[Figure collection entries]
==*==

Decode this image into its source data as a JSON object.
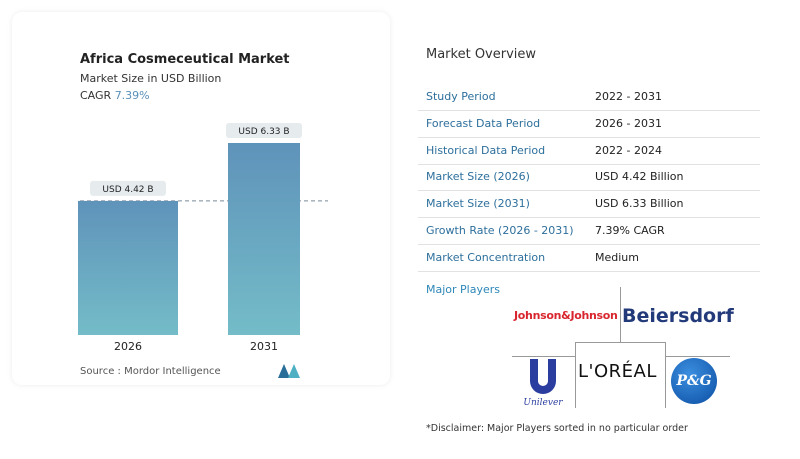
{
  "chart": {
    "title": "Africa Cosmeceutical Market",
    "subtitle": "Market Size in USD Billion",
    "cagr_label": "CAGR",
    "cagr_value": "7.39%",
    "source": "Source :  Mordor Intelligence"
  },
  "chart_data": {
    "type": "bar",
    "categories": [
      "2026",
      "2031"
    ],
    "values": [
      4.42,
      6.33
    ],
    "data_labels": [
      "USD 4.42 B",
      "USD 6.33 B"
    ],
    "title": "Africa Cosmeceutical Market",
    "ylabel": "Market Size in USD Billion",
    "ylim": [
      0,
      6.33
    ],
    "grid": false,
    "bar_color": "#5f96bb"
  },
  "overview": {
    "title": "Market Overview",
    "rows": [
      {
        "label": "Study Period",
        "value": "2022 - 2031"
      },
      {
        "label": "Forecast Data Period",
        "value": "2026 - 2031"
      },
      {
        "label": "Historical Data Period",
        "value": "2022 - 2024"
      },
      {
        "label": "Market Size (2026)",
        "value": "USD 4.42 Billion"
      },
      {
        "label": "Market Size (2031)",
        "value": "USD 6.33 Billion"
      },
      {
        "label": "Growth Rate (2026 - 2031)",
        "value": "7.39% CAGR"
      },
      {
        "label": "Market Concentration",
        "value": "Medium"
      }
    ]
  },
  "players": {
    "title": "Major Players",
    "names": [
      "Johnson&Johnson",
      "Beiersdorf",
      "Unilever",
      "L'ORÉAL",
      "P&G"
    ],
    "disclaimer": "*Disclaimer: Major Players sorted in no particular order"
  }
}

==*==

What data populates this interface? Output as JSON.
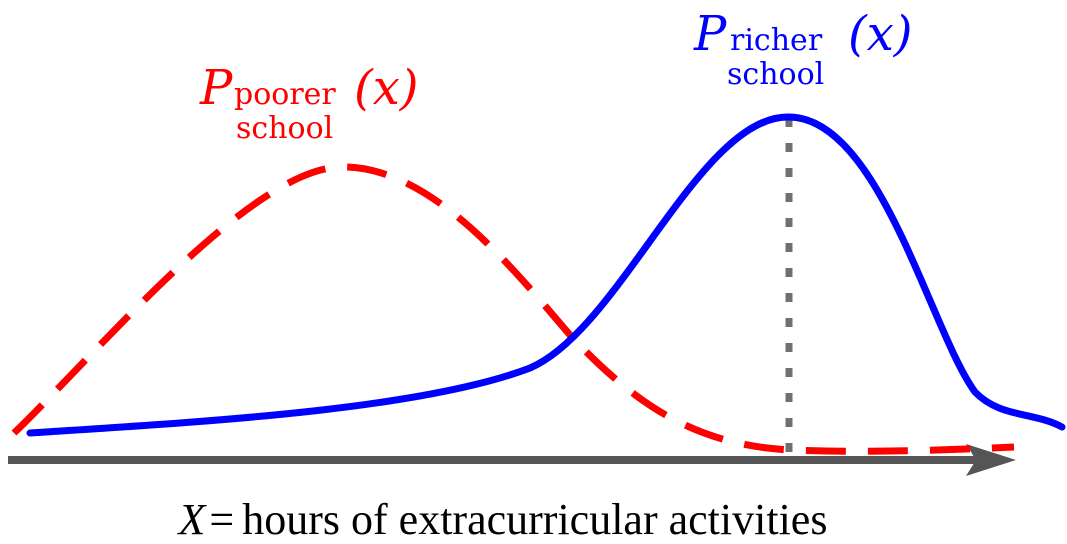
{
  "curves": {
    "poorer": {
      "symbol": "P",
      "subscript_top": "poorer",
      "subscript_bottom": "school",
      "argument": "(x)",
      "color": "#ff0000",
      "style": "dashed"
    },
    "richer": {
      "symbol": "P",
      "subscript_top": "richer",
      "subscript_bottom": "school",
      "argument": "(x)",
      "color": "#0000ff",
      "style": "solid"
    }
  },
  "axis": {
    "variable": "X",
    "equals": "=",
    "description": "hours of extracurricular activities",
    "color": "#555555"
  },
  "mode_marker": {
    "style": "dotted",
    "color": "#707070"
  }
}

==*==

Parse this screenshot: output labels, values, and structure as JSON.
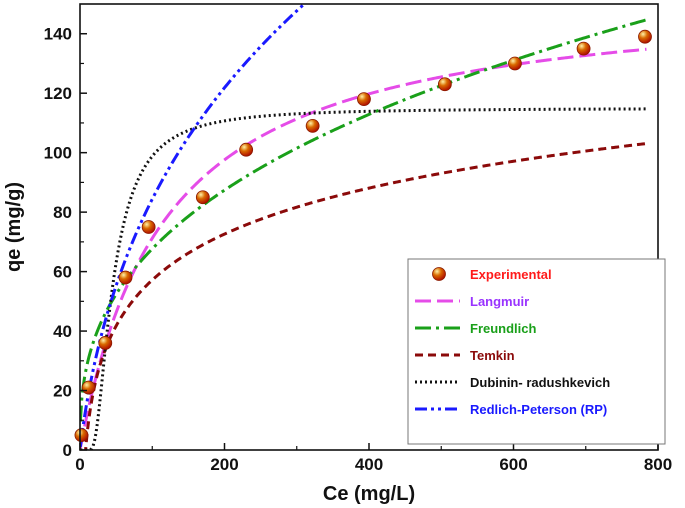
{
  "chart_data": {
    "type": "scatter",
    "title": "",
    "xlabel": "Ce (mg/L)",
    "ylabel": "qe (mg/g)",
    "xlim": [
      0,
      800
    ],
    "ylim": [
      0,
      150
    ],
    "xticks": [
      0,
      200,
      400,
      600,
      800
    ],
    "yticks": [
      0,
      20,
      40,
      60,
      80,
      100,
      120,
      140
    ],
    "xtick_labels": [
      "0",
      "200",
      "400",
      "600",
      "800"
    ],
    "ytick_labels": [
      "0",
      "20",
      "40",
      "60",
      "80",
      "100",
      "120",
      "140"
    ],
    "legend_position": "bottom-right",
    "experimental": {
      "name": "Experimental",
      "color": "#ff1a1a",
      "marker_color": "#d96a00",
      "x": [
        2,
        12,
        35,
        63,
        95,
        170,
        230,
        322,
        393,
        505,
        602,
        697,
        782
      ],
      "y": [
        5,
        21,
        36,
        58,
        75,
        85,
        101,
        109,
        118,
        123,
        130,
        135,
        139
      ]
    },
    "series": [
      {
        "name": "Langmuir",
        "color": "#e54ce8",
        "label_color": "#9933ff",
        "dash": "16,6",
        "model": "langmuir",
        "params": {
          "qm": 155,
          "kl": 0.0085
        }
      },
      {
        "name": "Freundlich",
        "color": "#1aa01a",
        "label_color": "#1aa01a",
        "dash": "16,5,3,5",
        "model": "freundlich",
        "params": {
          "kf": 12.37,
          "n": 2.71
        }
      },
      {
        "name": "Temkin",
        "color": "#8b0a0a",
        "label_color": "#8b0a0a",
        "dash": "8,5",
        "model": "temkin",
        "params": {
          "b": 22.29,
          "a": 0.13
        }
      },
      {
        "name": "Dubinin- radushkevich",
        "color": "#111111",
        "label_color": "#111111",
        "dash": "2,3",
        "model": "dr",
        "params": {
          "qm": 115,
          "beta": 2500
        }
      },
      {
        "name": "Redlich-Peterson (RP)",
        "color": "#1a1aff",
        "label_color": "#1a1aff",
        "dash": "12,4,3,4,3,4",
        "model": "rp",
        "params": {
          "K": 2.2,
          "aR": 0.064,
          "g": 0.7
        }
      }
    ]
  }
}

==*==

### [Written instruction]
Copy all lines from the entries that contain the word "Period".

### [Correct output]
        "label": "Study Period",
        "label": "Forecast Data Period",
        "label": "Historical Data Period",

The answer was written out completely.